## Stated problem:
Report how many lines in the records below contain the string "title", with case counting, and give only that number.

— start Supplied information —

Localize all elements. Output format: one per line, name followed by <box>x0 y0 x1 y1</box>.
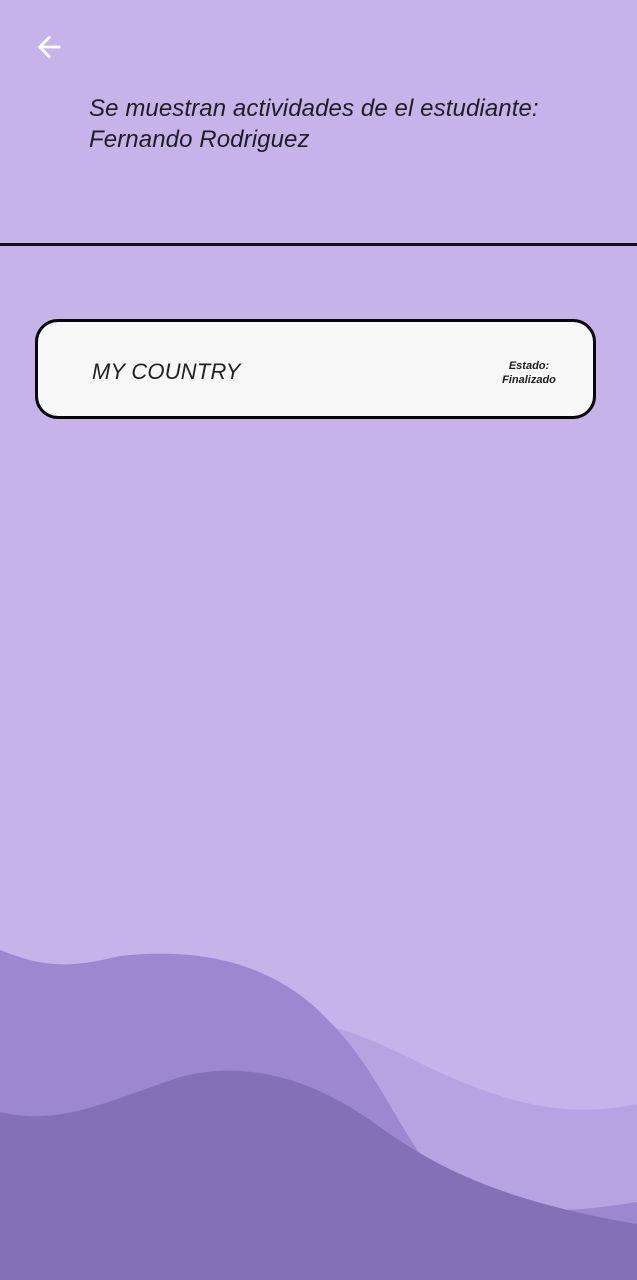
header-divider <box>0 243 637 246</box>
activity-card[interactable]: MY COUNTRY Estado: Finalizado <box>35 319 596 419</box>
decorative-waves <box>0 950 637 1280</box>
status-badge: Estado: Finalizado <box>489 359 569 387</box>
status-value: Finalizado <box>502 374 556 386</box>
activities-screen: Se muestran actividades de el estudiante… <box>0 0 637 1280</box>
wave-dark-shape <box>0 1070 637 1280</box>
status-label: Estado: <box>508 360 550 372</box>
header: Se muestran actividades de el estudiante… <box>0 0 637 246</box>
activity-title: MY COUNTRY <box>92 359 241 384</box>
student-name: Fernando Rodriguez <box>89 126 310 153</box>
wave-mid-shape <box>0 950 637 1280</box>
arrow-left-icon <box>37 35 61 59</box>
wave-light-shape <box>0 988 637 1280</box>
back-button[interactable] <box>26 24 72 70</box>
page-title-line-1: Se muestran actividades de el estudiante… <box>89 95 539 122</box>
page-title: Se muestran actividades de el estudiante… <box>89 93 589 155</box>
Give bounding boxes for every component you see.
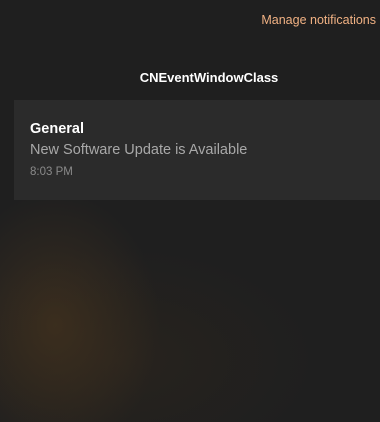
notification-title: General	[30, 121, 84, 137]
notification-toast[interactable]: General New Software Update is Available…	[14, 100, 380, 200]
manage-notifications-link[interactable]: Manage notifications	[261, 13, 376, 27]
app-group-title: CNEventWindowClass	[139, 70, 279, 85]
desktop-backdrop	[0, 0, 380, 422]
notification-timestamp: 8:03 PM	[30, 166, 73, 178]
notification-message: New Software Update is Available	[30, 142, 248, 158]
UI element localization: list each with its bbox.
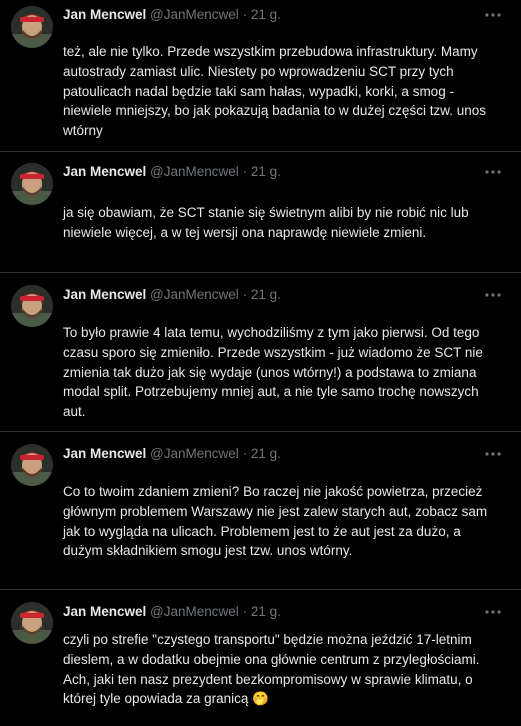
timestamp[interactable]: 21 g. xyxy=(251,446,281,461)
tweet-feed: Jan Mencwel @JanMencwel · 21 g. też, ale… xyxy=(0,0,521,726)
profile-avatar[interactable] xyxy=(11,163,53,205)
author-handle[interactable]: @JanMencwel xyxy=(150,604,239,619)
tweet-header: Jan Mencwel @JanMencwel · 21 g. xyxy=(63,5,281,25)
tweet-text: ja się obawiam, że SCT stanie się świetn… xyxy=(63,205,469,240)
separator: · xyxy=(242,287,248,302)
profile-avatar[interactable] xyxy=(11,444,53,486)
tweet-text: też, ale nie tylko. Przede wszystkim prz… xyxy=(63,44,486,139)
tweet-header: Jan Mencwel @JanMencwel · 21 g. xyxy=(63,602,281,622)
tweet[interactable]: Jan Mencwel @JanMencwel · 21 g. też, ale… xyxy=(0,0,521,152)
author-handle[interactable]: @JanMencwel xyxy=(150,287,239,302)
separator: · xyxy=(242,164,248,179)
tweet[interactable]: Jan Mencwel @JanMencwel · 21 g. czyli po… xyxy=(0,590,521,726)
timestamp[interactable]: 21 g. xyxy=(251,287,281,302)
tweet-header: Jan Mencwel @JanMencwel · 21 g. xyxy=(63,285,281,305)
more-horizontal-icon[interactable] xyxy=(483,5,503,25)
timestamp[interactable]: 21 g. xyxy=(251,164,281,179)
more-horizontal-icon[interactable] xyxy=(483,444,503,464)
tweet[interactable]: Jan Mencwel @JanMencwel · 21 g. Co to tw… xyxy=(0,432,521,590)
author-name[interactable]: Jan Mencwel xyxy=(63,7,146,22)
separator: · xyxy=(242,446,248,461)
more-horizontal-icon[interactable] xyxy=(483,162,503,182)
profile-avatar[interactable] xyxy=(11,602,53,644)
author-name[interactable]: Jan Mencwel xyxy=(63,446,146,461)
profile-avatar[interactable] xyxy=(11,285,53,327)
tweet[interactable]: Jan Mencwel @JanMencwel · 21 g. To było … xyxy=(0,273,521,432)
more-horizontal-icon[interactable] xyxy=(483,285,503,305)
author-name[interactable]: Jan Mencwel xyxy=(63,164,146,179)
author-handle[interactable]: @JanMencwel xyxy=(150,164,239,179)
tweet-text: czyli po strefie "czystego transportu" b… xyxy=(63,632,480,707)
separator: · xyxy=(242,7,248,22)
more-horizontal-icon[interactable] xyxy=(483,602,503,622)
timestamp[interactable]: 21 g. xyxy=(251,7,281,22)
author-handle[interactable]: @JanMencwel xyxy=(150,7,239,22)
author-name[interactable]: Jan Mencwel xyxy=(63,604,146,619)
author-name[interactable]: Jan Mencwel xyxy=(63,287,146,302)
tweet-text: To było prawie 4 lata temu, wychodziliśm… xyxy=(63,325,483,420)
author-handle[interactable]: @JanMencwel xyxy=(150,446,239,461)
profile-avatar[interactable] xyxy=(11,6,53,48)
timestamp[interactable]: 21 g. xyxy=(251,604,281,619)
tweet-header: Jan Mencwel @JanMencwel · 21 g. xyxy=(63,444,281,464)
tweet-text: Co to twoim zdaniem zmieni? Bo raczej ni… xyxy=(63,484,488,559)
tweet[interactable]: Jan Mencwel @JanMencwel · 21 g. ja się o… xyxy=(0,152,521,273)
tweet-header: Jan Mencwel @JanMencwel · 21 g. xyxy=(63,162,281,182)
separator: · xyxy=(242,604,248,619)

— end Supplied information —

## Reply to the task:
5